▶ ACTIVITY
Write out each entry again. Keep every word exactly as it is.

[Page layout parsing data]
- Opening Delimiter -

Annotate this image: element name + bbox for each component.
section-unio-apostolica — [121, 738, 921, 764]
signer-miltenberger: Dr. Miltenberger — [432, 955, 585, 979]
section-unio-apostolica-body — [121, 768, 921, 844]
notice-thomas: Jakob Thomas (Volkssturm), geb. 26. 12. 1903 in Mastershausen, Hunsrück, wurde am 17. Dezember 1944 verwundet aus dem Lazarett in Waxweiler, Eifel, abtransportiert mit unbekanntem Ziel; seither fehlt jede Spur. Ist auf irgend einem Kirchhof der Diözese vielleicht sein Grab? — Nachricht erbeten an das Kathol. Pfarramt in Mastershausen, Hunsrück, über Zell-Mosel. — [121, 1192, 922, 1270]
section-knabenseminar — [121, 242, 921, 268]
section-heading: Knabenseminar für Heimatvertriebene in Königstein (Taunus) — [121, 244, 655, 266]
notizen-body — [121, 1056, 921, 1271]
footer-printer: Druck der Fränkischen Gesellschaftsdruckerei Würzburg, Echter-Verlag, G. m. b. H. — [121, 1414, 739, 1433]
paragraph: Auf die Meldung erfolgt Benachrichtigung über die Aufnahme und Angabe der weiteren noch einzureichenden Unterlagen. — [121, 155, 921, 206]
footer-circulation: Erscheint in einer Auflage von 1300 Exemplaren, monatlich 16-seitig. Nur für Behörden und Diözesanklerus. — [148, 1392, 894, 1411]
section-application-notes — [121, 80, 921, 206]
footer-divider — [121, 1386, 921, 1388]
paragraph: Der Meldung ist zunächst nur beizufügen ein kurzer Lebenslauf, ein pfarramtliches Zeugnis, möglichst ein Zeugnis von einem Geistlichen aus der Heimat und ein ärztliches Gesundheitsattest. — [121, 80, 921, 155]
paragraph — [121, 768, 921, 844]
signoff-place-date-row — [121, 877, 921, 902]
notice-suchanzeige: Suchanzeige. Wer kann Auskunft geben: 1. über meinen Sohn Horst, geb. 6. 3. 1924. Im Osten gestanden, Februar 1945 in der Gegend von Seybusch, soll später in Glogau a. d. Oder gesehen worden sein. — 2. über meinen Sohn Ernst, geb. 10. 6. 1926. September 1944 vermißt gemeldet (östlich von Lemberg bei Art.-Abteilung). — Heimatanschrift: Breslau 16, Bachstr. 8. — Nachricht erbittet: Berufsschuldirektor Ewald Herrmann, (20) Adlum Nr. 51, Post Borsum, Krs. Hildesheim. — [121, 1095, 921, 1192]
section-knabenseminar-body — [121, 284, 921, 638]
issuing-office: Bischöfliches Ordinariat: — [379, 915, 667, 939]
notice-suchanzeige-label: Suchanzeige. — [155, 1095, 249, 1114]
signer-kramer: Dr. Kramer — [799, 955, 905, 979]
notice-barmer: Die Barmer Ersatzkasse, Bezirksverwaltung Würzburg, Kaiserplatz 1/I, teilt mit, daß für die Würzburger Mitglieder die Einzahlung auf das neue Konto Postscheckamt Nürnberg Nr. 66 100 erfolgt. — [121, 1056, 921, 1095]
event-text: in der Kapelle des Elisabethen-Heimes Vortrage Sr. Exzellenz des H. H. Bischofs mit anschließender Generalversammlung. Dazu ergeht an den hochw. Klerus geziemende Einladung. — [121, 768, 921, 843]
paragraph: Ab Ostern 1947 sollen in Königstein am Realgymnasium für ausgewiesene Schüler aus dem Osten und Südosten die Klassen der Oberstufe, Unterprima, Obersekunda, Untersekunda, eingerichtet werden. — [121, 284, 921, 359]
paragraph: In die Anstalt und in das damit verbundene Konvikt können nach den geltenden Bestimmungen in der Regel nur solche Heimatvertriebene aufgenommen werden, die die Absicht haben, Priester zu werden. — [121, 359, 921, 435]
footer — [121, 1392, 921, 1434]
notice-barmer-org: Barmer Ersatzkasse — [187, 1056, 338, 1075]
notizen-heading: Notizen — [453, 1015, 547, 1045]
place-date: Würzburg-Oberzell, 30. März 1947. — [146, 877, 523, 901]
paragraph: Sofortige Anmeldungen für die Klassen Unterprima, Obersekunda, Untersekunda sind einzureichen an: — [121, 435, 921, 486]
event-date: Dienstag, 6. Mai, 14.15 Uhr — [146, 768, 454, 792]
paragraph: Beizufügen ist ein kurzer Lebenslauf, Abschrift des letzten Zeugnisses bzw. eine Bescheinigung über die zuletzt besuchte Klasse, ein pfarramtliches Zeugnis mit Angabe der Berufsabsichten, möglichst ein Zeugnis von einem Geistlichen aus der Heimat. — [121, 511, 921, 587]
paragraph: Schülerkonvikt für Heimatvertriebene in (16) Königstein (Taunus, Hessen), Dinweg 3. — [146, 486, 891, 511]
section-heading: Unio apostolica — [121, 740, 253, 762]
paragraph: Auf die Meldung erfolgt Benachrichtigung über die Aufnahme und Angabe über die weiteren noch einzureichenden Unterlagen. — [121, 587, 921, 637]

- Closing Delimiter -

▶ ANSWER SPACE
Annotate this image: element name + bbox for each component.
section-unio-apostolica — [121, 738, 921, 764]
signer-miltenberger: Dr. Miltenberger — [432, 955, 585, 979]
section-unio-apostolica-body — [121, 768, 921, 844]
notice-thomas: Jakob Thomas (Volkssturm), geb. 26. 12. 1903 in Mastershausen, Hunsrück, wurde am 17. Dezember 1944 verwundet aus dem Lazarett in Waxweiler, Eifel, abtransportiert mit unbekanntem Ziel; seither fehlt jede Spur. Ist auf irgend einem Kirchhof der Diözese vielleicht sein Grab? — Nachricht erbeten an das Kathol. Pfarramt in Mastershausen, Hunsrück, über Zell-Mosel. — [121, 1192, 922, 1270]
section-knabenseminar — [121, 242, 921, 268]
section-heading: Knabenseminar für Heimatvertriebene in Königstein (Taunus) — [121, 244, 655, 266]
notizen-body — [121, 1056, 921, 1271]
footer-printer: Druck der Fränkischen Gesellschaftsdruckerei Würzburg, Echter-Verlag, G. m. b. H. — [121, 1414, 739, 1433]
paragraph: Auf die Meldung erfolgt Benachrichtigung über die Aufnahme und Angabe der weiteren noch einzureichenden Unterlagen. — [121, 155, 921, 206]
footer-circulation: Erscheint in einer Auflage von 1300 Exemplaren, monatlich 16-seitig. Nur für Behörden und Diözesanklerus. — [148, 1392, 894, 1411]
section-application-notes — [121, 80, 921, 206]
footer-divider — [121, 1386, 921, 1388]
paragraph: Der Meldung ist zunächst nur beizufügen ein kurzer Lebenslauf, ein pfarramtliches Zeugnis, möglichst ein Zeugnis von einem Geistlichen aus der Heimat und ein ärztliches Gesundheitsattest. — [121, 80, 921, 155]
paragraph — [121, 768, 921, 844]
signoff-place-date-row — [121, 877, 921, 902]
notice-suchanzeige: Suchanzeige. Wer kann Auskunft geben: 1. über meinen Sohn Horst, geb. 6. 3. 1924. Im Osten gestanden, Februar 1945 in der Gegend von Seybusch, soll später in Glogau a. d. Oder gesehen worden sein. — 2. über meinen Sohn Ernst, geb. 10. 6. 1926. September 1944 vermißt gemeldet (östlich von Lemberg bei Art.-Abteilung). — Heimatanschrift: Breslau 16, Bachstr. 8. — Nachricht erbittet: Berufsschuldirektor Ewald Herrmann, (20) Adlum Nr. 51, Post Borsum, Krs. Hildesheim. — [121, 1095, 921, 1192]
section-knabenseminar-body — [121, 284, 921, 638]
issuing-office: Bischöfliches Ordinariat: — [379, 915, 667, 939]
notice-suchanzeige-label: Suchanzeige. — [155, 1095, 249, 1114]
signer-kramer: Dr. Kramer — [799, 955, 905, 979]
notice-barmer: Die Barmer Ersatzkasse, Bezirksverwaltung Würzburg, Kaiserplatz 1/I, teilt mit, daß für die Würzburger Mitglieder die Einzahlung auf das neue Konto Postscheckamt Nürnberg Nr. 66 100 erfolgt. — [121, 1056, 921, 1095]
event-text: in der Kapelle des Elisabethen-Heimes Vortrage Sr. Exzellenz des H. H. Bischofs mit anschließender Generalversammlung. Dazu ergeht an den hochw. Klerus geziemende Einladung. — [121, 768, 921, 843]
paragraph: Ab Ostern 1947 sollen in Königstein am Realgymnasium für ausgewiesene Schüler aus dem Osten und Südosten die Klassen der Oberstufe, Unterprima, Obersekunda, Untersekunda, eingerichtet werden. — [121, 284, 921, 359]
paragraph: In die Anstalt und in das damit verbundene Konvikt können nach den geltenden Bestimmungen in der Regel nur solche Heimatvertriebene aufgenommen werden, die die Absicht haben, Priester zu werden. — [121, 359, 921, 435]
footer — [121, 1392, 921, 1434]
notice-barmer-org: Barmer Ersatzkasse — [187, 1056, 338, 1075]
notizen-heading: Notizen — [453, 1015, 547, 1045]
place-date: Würzburg-Oberzell, 30. März 1947. — [146, 877, 523, 901]
paragraph: Sofortige Anmeldungen für die Klassen Unterprima, Obersekunda, Untersekunda sind einzureichen an: — [121, 435, 921, 486]
event-date: Dienstag, 6. Mai, 14.15 Uhr — [146, 768, 454, 792]
paragraph: Beizufügen ist ein kurzer Lebenslauf, Abschrift des letzten Zeugnisses bzw. eine Bescheinigung über die zuletzt besuchte Klasse, ein pfarramtliches Zeugnis mit Angabe der Berufsabsichten, möglichst ein Zeugnis von einem Geistlichen aus der Heimat. — [121, 511, 921, 587]
paragraph: Schülerkonvikt für Heimatvertriebene in (16) Königstein (Taunus, Hessen), Dinweg 3. — [146, 486, 891, 511]
section-heading: Unio apostolica — [121, 740, 253, 762]
paragraph: Auf die Meldung erfolgt Benachrichtigung über die Aufnahme und Angabe über die weiteren noch einzureichenden Unterlagen. — [121, 587, 921, 637]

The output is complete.